Stored data:
+ + + + +

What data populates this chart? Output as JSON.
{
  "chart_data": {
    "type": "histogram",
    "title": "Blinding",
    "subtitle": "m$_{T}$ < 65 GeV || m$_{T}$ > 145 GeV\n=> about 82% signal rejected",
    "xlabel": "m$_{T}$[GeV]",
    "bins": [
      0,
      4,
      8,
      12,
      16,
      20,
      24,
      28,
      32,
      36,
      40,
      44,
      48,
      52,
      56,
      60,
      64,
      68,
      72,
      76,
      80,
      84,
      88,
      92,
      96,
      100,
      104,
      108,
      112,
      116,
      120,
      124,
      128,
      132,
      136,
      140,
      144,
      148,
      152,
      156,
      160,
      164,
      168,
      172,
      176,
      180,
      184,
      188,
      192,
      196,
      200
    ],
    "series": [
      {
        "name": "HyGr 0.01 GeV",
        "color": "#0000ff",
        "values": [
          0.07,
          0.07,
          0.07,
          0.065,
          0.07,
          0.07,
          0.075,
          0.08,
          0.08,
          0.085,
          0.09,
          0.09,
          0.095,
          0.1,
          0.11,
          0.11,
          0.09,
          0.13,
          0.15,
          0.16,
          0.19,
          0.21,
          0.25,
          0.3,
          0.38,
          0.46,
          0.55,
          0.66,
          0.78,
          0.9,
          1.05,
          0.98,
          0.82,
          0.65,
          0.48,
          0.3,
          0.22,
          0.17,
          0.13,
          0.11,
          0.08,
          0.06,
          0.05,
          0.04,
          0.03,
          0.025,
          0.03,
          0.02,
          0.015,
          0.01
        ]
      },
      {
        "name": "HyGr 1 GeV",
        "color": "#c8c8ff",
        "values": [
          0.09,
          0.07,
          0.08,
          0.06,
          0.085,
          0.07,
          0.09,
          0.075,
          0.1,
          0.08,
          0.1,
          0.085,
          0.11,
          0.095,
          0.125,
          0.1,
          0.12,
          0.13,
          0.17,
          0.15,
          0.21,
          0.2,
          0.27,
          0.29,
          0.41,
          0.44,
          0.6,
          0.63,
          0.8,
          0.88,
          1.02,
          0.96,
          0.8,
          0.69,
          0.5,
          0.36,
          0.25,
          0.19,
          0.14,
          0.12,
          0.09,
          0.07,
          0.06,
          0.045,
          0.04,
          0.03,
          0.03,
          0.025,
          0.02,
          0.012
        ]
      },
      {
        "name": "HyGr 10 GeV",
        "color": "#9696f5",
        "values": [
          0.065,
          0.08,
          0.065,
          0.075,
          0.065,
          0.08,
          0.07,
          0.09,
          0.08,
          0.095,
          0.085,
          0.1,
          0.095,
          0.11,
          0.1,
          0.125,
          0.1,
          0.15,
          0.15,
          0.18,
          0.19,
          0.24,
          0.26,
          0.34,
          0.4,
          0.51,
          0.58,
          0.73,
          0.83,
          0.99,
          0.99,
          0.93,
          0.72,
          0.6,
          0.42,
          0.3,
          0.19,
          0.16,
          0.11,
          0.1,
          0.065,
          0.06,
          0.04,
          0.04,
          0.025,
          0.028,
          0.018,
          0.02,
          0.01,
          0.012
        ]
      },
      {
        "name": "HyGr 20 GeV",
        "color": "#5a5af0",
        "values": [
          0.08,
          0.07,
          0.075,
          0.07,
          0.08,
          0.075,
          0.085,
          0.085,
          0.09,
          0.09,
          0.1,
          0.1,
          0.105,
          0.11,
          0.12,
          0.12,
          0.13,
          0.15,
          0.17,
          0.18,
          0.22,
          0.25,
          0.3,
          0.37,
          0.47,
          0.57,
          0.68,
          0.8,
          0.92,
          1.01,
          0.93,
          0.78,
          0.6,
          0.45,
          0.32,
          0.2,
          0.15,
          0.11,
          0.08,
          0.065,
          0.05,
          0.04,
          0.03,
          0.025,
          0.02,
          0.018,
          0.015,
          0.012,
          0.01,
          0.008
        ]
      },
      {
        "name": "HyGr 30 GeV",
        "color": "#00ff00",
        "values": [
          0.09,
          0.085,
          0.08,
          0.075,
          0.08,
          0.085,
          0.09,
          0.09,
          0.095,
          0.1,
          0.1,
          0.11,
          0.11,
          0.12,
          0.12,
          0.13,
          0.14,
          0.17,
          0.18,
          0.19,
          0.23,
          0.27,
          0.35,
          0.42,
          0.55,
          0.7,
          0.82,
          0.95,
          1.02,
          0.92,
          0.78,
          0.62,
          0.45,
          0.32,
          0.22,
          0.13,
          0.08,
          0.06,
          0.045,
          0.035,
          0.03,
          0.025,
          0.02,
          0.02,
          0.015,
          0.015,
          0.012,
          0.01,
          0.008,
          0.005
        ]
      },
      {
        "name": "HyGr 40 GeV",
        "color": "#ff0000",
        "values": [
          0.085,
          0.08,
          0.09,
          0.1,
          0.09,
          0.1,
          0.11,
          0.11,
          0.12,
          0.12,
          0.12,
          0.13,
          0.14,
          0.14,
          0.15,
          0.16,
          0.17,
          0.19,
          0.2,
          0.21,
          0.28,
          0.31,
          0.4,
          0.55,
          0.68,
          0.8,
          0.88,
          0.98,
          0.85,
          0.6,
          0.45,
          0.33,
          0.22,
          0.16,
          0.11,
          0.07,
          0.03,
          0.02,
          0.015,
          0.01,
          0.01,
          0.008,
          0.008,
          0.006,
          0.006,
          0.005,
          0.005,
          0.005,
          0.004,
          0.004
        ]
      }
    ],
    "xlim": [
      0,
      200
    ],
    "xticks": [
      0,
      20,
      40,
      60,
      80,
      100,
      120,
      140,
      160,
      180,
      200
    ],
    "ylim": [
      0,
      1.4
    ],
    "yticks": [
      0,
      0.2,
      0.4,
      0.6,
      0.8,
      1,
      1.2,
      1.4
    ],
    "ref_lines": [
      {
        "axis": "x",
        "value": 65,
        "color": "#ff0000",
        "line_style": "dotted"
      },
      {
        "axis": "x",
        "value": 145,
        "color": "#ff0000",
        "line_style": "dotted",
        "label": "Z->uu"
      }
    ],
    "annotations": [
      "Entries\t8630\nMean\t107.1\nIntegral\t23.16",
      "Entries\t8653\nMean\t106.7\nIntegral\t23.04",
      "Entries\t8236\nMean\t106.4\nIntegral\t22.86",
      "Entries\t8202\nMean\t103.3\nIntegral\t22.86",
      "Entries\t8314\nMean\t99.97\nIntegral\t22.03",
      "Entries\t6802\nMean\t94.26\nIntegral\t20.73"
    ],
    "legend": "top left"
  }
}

+ + + + +

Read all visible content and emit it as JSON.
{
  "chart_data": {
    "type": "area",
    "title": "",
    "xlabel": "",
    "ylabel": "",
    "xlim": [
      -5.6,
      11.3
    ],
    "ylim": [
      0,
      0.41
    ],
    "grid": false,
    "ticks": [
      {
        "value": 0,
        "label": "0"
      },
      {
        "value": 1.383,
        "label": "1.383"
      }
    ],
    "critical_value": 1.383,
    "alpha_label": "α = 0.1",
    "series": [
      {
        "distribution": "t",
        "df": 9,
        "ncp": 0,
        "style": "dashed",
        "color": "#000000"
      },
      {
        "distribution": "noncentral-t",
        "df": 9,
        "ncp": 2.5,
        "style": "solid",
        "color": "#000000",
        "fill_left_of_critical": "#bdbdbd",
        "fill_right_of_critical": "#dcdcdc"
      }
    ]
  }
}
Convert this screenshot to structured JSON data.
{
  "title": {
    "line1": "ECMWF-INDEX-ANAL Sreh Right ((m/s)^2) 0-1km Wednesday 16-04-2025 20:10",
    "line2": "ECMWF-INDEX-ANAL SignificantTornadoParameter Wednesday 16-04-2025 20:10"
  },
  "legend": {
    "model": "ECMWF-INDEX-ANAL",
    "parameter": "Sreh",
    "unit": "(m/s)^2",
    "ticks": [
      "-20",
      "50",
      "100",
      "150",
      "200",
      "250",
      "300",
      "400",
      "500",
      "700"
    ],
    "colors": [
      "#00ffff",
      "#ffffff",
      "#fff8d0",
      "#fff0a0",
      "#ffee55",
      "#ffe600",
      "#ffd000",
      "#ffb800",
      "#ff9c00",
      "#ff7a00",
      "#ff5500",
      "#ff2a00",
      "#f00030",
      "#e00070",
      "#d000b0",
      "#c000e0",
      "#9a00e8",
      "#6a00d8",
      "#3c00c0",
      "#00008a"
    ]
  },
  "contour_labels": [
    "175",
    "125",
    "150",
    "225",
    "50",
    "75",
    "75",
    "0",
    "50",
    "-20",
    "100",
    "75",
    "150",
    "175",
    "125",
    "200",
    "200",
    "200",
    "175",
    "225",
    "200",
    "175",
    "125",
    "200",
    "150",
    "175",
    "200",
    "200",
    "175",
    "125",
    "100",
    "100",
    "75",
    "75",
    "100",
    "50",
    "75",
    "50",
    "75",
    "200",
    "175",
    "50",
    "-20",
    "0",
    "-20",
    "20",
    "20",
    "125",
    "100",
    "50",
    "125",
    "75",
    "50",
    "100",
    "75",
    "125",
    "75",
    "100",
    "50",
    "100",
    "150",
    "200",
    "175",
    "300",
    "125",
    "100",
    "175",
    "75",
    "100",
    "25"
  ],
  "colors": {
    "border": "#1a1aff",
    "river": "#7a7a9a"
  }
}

+ + + + +

Copy out each line that contains the word "nMean".

      "Entries\t8630\nMean\t107.1\nIntegral\t23.16",
      "Entries\t8653\nMean\t106.7\nIntegral\t23.04",
      "Entries\t8236\nMean\t106.4\nIntegral\t22.86",
      "Entries\t8202\nMean\t103.3\nIntegral\t22.86",
      "Entries\t8314\nMean\t99.97\nIntegral\t22.03",
      "Entries\t6802\nMean\t94.26\nIntegral\t20.73"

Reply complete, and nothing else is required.